* _What is being asked_
Everything in the data should be repeated exactly, save for the images.

* _Material shown_
-=-=-

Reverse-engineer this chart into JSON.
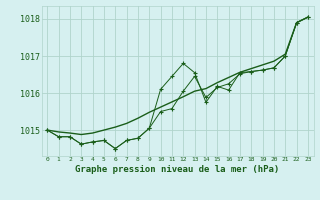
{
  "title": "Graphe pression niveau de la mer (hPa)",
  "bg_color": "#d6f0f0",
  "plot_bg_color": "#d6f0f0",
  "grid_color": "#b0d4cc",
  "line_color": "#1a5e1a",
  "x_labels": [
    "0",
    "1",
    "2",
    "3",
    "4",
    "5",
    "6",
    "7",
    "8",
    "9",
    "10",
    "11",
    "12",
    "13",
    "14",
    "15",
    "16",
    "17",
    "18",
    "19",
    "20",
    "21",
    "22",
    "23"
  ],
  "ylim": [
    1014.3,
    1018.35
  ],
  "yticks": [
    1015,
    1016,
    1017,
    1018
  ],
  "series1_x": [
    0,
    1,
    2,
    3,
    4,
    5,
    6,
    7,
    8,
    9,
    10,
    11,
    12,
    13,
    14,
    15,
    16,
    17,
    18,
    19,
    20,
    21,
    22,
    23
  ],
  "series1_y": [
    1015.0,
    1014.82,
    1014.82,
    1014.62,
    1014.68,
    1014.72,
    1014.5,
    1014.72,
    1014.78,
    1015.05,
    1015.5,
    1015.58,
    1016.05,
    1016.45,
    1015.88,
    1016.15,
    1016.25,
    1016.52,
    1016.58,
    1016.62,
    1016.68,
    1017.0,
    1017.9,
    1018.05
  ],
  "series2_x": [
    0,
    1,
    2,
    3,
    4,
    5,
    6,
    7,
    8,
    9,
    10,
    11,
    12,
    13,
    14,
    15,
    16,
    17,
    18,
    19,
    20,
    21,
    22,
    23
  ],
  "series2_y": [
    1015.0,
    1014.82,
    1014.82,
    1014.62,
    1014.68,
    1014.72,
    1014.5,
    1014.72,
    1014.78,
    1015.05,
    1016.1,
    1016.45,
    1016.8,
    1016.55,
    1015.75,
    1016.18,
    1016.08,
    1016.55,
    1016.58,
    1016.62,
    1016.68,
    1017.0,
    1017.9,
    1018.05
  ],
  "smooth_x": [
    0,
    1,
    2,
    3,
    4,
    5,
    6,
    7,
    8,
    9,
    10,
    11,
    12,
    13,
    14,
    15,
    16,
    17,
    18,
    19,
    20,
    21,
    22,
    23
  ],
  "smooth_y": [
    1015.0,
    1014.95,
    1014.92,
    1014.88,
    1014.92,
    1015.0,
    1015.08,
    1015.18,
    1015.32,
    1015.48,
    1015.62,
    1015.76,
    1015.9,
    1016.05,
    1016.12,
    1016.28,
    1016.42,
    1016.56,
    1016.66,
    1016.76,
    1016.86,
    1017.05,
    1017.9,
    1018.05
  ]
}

-=-=-

* _Written reply_
Reverse-engineer this chart into JSON.
{
  "title": "Graphe pression niveau de la mer (hPa)",
  "bg_color": "#d6f0f0",
  "plot_bg_color": "#d6f0f0",
  "grid_color": "#b0d4cc",
  "line_color": "#1a5e1a",
  "x_labels": [
    "0",
    "1",
    "2",
    "3",
    "4",
    "5",
    "6",
    "7",
    "8",
    "9",
    "10",
    "11",
    "12",
    "13",
    "14",
    "15",
    "16",
    "17",
    "18",
    "19",
    "20",
    "21",
    "22",
    "23"
  ],
  "ylim": [
    1014.3,
    1018.35
  ],
  "yticks": [
    1015,
    1016,
    1017,
    1018
  ],
  "series1_x": [
    0,
    1,
    2,
    3,
    4,
    5,
    6,
    7,
    8,
    9,
    10,
    11,
    12,
    13,
    14,
    15,
    16,
    17,
    18,
    19,
    20,
    21,
    22,
    23
  ],
  "series1_y": [
    1015.0,
    1014.82,
    1014.82,
    1014.62,
    1014.68,
    1014.72,
    1014.5,
    1014.72,
    1014.78,
    1015.05,
    1015.5,
    1015.58,
    1016.05,
    1016.45,
    1015.88,
    1016.15,
    1016.25,
    1016.52,
    1016.58,
    1016.62,
    1016.68,
    1017.0,
    1017.9,
    1018.05
  ],
  "series2_x": [
    0,
    1,
    2,
    3,
    4,
    5,
    6,
    7,
    8,
    9,
    10,
    11,
    12,
    13,
    14,
    15,
    16,
    17,
    18,
    19,
    20,
    21,
    22,
    23
  ],
  "series2_y": [
    1015.0,
    1014.82,
    1014.82,
    1014.62,
    1014.68,
    1014.72,
    1014.5,
    1014.72,
    1014.78,
    1015.05,
    1016.1,
    1016.45,
    1016.8,
    1016.55,
    1015.75,
    1016.18,
    1016.08,
    1016.55,
    1016.58,
    1016.62,
    1016.68,
    1017.0,
    1017.9,
    1018.05
  ],
  "smooth_x": [
    0,
    1,
    2,
    3,
    4,
    5,
    6,
    7,
    8,
    9,
    10,
    11,
    12,
    13,
    14,
    15,
    16,
    17,
    18,
    19,
    20,
    21,
    22,
    23
  ],
  "smooth_y": [
    1015.0,
    1014.95,
    1014.92,
    1014.88,
    1014.92,
    1015.0,
    1015.08,
    1015.18,
    1015.32,
    1015.48,
    1015.62,
    1015.76,
    1015.9,
    1016.05,
    1016.12,
    1016.28,
    1016.42,
    1016.56,
    1016.66,
    1016.76,
    1016.86,
    1017.05,
    1017.9,
    1018.05
  ]
}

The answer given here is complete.